[EXERCISE BRIEF]
From the entries that follow, list every line in which the string "Women" appears.

[Data entries]
===============

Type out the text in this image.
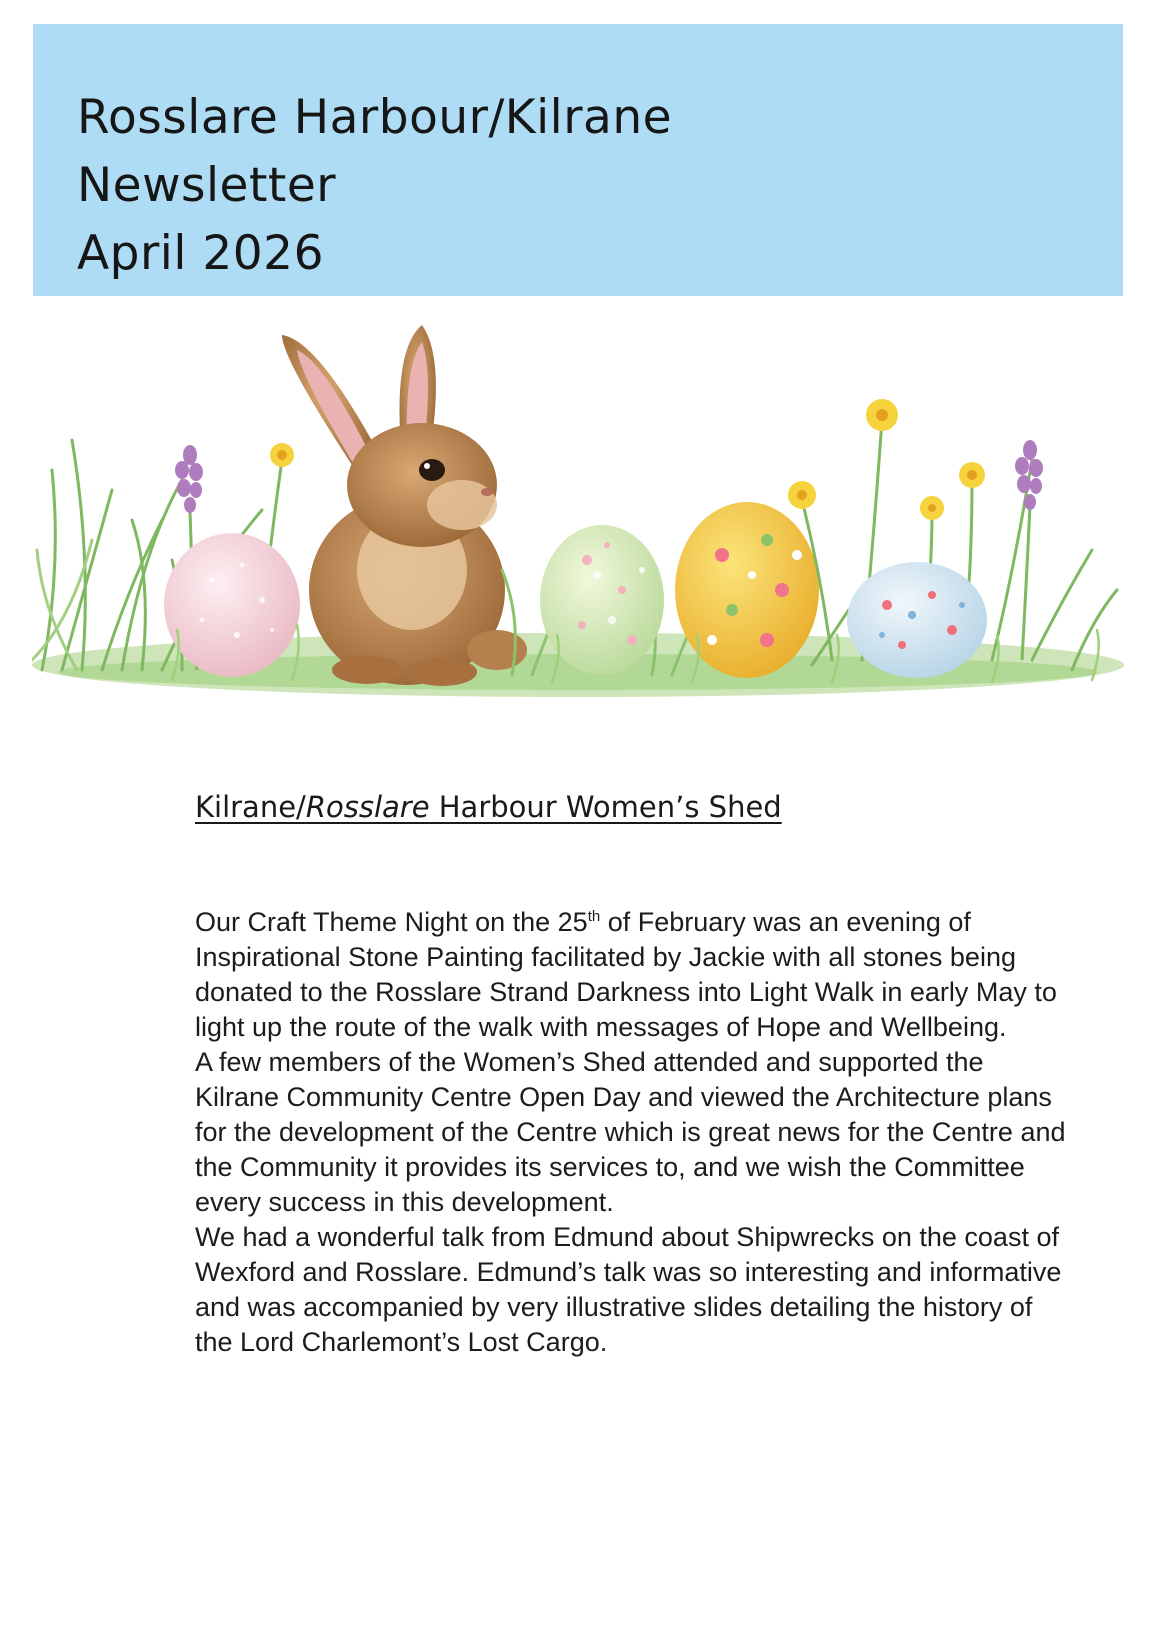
Rosslare Harbour/Kilrane
Newsletter
April 2026
Kilrane/Rosslare Harbour Women’s Shed

Our Craft Theme Night on the 25th of February was an evening of Inspirational Stone Painting facilitated by Jackie with all stones being donated to the Rosslare Strand Darkness into Light Walk in early May to light up the route of the walk with messages of Hope and Wellbeing.

A few members of the Women’s Shed attended and supported the Kilrane Community Centre Open Day and viewed the Architecture plans for the development of the Centre which is great news for the Centre and the Community it provides its services to, and we wish the Committee every success in this development.

We had a wonderful talk from Edmund about Shipwrecks on the coast of Wexford and Rosslare. Edmund’s talk was so interesting and informative and was accompanied by very illustrative slides detailing the history of the Lord Charlemont’s Lost Cargo.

===============

[CORRECT ANSWER]
Kilrane/Rosslare Harbour Women’s Shed
A few members of the Women’s Shed attended and supported the Kilrane Community Centre Open Day and viewed the Architecture plans for the development of the Centre which is great news for the Centre and the Community it provides its services to, and we wish the Committee every success in this development.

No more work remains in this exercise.